■ **AIM**
Here are records with pictures in them. Copy all of them exactly and leave the pictures out.

↓↓↓

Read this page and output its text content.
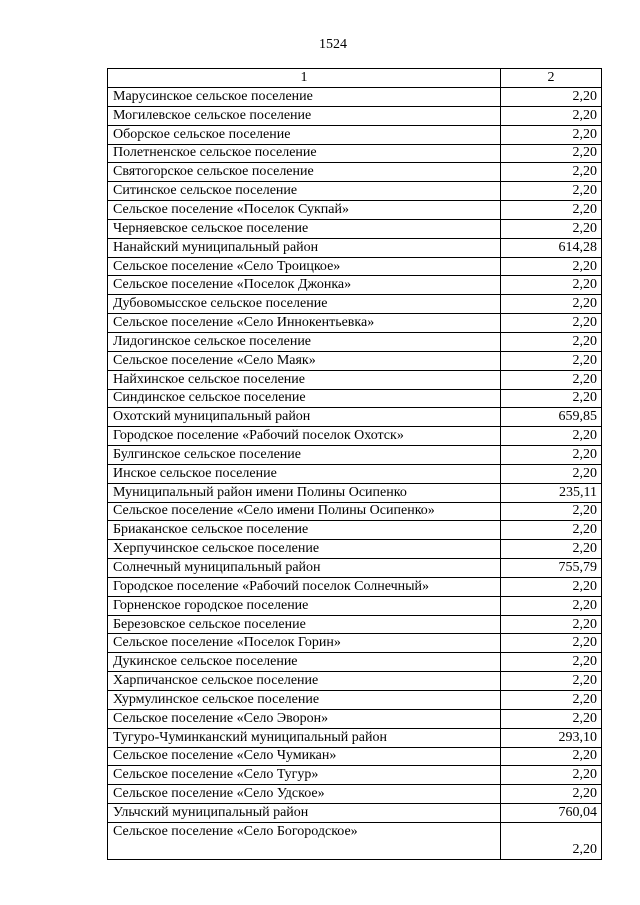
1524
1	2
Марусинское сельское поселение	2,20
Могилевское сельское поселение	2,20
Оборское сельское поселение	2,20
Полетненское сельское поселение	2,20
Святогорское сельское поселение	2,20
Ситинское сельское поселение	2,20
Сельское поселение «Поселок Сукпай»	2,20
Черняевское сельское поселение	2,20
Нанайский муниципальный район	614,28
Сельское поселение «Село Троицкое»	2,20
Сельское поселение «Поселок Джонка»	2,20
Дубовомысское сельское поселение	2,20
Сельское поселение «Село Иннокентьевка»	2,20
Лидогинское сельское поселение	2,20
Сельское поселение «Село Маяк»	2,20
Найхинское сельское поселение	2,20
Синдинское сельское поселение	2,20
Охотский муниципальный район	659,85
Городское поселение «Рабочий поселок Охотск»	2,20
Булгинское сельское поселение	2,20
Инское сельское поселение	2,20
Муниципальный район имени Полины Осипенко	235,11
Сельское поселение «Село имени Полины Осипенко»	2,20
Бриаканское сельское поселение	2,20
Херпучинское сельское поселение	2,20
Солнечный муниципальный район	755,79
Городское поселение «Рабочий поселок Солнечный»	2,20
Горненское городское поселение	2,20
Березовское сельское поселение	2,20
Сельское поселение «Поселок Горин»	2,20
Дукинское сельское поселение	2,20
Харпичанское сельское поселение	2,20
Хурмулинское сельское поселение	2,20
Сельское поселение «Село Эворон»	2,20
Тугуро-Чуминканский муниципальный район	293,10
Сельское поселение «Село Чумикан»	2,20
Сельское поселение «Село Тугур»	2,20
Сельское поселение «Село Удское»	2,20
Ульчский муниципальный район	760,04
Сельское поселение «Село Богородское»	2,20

↑↑↑

■ **EXERCISE SOLUTION**
Read this page and output its text content.
1524
1	2
Марусинское сельское поселение	2,20
Могилевское сельское поселение	2,20
Оборское сельское поселение	2,20
Полетненское сельское поселение	2,20
Святогорское сельское поселение	2,20
Ситинское сельское поселение	2,20
Сельское поселение «Поселок Сукпай»	2,20
Черняевское сельское поселение	2,20
Нанайский муниципальный район	614,28
Сельское поселение «Село Троицкое»	2,20
Сельское поселение «Поселок Джонка»	2,20
Дубовомысское сельское поселение	2,20
Сельское поселение «Село Иннокентьевка»	2,20
Лидогинское сельское поселение	2,20
Сельское поселение «Село Маяк»	2,20
Найхинское сельское поселение	2,20
Синдинское сельское поселение	2,20
Охотский муниципальный район	659,85
Городское поселение «Рабочий поселок Охотск»	2,20
Булгинское сельское поселение	2,20
Инское сельское поселение	2,20
Муниципальный район имени Полины Осипенко	235,11
Сельское поселение «Село имени Полины Осипенко»	2,20
Бриаканское сельское поселение	2,20
Херпучинское сельское поселение	2,20
Солнечный муниципальный район	755,79
Городское поселение «Рабочий поселок Солнечный»	2,20
Горненское городское поселение	2,20
Березовское сельское поселение	2,20
Сельское поселение «Поселок Горин»	2,20
Дукинское сельское поселение	2,20
Харпичанское сельское поселение	2,20
Хурмулинское сельское поселение	2,20
Сельское поселение «Село Эворон»	2,20
Тугуро-Чуминканский муниципальный район	293,10
Сельское поселение «Село Чумикан»	2,20
Сельское поселение «Село Тугур»	2,20
Сельское поселение «Село Удское»	2,20
Ульчский муниципальный район	760,04
Сельское поселение «Село Богородское»	2,20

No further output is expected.